== What you need to do ==
Report every line from the material that contains the word "Read".

== Working data ==
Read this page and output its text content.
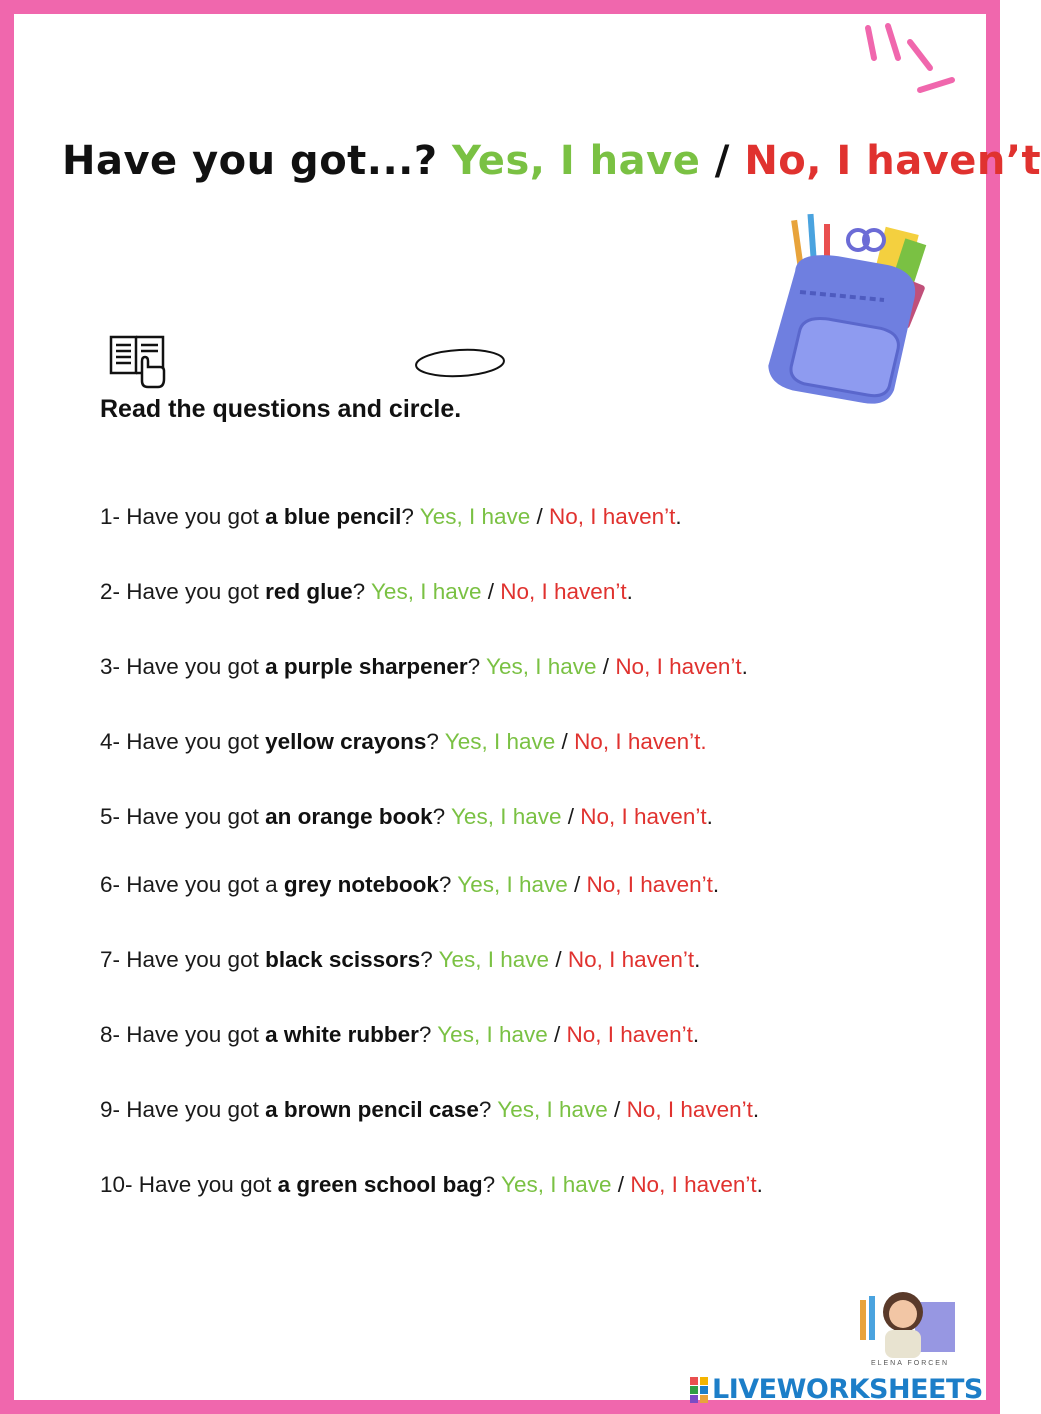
Have you got...? Yes, I have / No, I haven’t
Read the questions and circle.
1- Have you got a blue pencil? Yes, I have / No, I haven’t.
2- Have you got red glue? Yes, I have / No, I haven’t.
3- Have you got a purple sharpener? Yes, I have / No, I haven’t.
4- Have you got yellow crayons? Yes, I have / No, I haven’t.
5- Have you got an orange book? Yes, I have / No, I haven’t.
6- Have you got a grey notebook? Yes, I have / No, I haven’t.
7- Have you got black scissors? Yes, I have / No, I haven’t.
8- Have you got a white rubber? Yes, I have / No, I haven’t.
9- Have you got a brown pencil case? Yes, I have / No, I haven’t.
10- Have you got a green school bag? Yes, I have / No, I haven’t.
ELENA FORCEN
LIVEWORKSHEETS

== Result of this task ==
Read this page and output its text content.
Read the questions and circle.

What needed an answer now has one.